Task> Write the lines of the records as a JSON list of strings, one string per line with blank lines omitted, from the first line through the line that contains "ohlc-readout: USDJPY,H4 110.705", including both ends.

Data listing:
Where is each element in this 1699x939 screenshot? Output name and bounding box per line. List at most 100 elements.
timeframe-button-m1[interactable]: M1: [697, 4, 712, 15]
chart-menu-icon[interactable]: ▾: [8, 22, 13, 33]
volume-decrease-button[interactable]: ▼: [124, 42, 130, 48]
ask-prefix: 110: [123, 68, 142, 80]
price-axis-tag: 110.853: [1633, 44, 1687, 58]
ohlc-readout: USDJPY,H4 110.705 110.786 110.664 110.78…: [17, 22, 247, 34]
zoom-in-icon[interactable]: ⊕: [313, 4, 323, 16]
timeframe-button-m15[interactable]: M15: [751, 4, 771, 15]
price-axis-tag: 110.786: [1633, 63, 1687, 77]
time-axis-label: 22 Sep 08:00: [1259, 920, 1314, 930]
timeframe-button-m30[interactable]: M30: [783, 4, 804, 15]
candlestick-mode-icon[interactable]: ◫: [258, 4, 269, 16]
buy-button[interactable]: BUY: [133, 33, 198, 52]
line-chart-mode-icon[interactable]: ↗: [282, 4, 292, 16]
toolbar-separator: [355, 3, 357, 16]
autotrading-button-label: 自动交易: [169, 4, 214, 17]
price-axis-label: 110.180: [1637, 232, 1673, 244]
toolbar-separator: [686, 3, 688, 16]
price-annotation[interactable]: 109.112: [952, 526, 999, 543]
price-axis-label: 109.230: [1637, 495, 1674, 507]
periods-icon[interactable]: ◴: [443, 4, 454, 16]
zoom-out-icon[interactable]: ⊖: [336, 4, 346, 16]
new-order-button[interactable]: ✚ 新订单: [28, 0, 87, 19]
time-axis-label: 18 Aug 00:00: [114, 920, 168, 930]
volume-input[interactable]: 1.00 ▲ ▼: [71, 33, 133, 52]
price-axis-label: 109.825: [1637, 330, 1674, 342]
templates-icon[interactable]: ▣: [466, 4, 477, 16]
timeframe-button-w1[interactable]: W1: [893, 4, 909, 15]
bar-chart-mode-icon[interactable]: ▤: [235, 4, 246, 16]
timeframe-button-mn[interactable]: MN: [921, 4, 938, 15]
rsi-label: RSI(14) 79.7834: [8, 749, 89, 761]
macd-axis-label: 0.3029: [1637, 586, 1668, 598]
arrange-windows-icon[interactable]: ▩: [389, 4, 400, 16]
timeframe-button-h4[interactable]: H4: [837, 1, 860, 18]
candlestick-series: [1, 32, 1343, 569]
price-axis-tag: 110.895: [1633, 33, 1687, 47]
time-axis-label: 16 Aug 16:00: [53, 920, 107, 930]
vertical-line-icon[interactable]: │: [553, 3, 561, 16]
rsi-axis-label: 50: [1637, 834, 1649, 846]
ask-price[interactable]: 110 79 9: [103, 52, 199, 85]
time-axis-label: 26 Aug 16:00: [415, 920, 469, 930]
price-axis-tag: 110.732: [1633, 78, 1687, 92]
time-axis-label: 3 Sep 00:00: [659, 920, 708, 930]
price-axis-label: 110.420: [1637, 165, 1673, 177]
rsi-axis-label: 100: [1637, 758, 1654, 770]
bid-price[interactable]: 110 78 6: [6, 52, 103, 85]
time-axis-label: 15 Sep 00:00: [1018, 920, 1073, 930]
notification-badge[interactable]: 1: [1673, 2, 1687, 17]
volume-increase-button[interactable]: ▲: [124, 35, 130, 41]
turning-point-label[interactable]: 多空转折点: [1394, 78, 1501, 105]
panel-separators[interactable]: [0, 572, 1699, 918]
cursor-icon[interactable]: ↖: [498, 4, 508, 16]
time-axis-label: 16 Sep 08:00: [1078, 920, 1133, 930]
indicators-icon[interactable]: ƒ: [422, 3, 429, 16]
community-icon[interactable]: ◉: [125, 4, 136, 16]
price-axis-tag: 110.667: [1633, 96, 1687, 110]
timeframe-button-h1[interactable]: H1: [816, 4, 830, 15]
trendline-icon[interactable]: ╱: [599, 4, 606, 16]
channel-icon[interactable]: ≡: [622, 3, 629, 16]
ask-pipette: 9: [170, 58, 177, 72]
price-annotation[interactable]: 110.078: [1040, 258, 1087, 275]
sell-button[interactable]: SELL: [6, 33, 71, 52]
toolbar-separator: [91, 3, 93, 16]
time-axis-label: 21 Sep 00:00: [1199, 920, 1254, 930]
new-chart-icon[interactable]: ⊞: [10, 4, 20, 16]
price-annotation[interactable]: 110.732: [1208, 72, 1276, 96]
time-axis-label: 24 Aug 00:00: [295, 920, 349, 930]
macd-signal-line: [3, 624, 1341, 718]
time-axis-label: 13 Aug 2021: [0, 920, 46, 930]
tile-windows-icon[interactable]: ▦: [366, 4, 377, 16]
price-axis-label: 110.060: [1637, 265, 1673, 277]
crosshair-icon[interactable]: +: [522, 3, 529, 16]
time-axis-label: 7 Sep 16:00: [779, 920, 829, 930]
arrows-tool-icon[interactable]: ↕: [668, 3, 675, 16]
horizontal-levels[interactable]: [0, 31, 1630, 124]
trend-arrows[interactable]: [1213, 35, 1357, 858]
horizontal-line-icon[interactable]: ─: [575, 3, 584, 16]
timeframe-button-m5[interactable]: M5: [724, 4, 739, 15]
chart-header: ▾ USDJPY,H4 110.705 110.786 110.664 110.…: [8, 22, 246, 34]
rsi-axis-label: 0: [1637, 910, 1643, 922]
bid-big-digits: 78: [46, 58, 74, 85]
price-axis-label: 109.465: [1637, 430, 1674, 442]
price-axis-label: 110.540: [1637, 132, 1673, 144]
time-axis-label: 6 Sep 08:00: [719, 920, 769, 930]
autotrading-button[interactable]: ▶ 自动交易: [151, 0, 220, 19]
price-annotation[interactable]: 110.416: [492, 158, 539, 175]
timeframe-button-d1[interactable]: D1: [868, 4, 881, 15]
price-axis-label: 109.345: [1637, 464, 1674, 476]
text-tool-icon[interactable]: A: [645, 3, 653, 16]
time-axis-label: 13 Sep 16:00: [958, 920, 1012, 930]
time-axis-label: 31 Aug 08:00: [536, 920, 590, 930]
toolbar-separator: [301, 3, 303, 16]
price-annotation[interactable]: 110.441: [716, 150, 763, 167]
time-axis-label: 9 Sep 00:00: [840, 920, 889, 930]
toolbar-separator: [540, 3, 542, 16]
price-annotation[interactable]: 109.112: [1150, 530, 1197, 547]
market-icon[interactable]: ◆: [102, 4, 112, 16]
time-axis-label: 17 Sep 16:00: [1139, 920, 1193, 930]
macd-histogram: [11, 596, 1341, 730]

Response below>
[
  "Where is each element in this 1699x939 screenshot? Output name and bounding box per line. List at most 100 elements.",
  "timeframe-button-m1[interactable]: M1: [697, 4, 712, 15]",
  "chart-menu-icon[interactable]: ▾: [8, 22, 13, 33]",
  "volume-decrease-button[interactable]: ▼: [124, 42, 130, 48]",
  "ask-prefix: 110: [123, 68, 142, 80]",
  "price-axis-tag: 110.853: [1633, 44, 1687, 58]",
  "ohlc-readout: USDJPY,H4 110.705 110.786 110.664 110.78…: [17, 22, 247, 34]"
]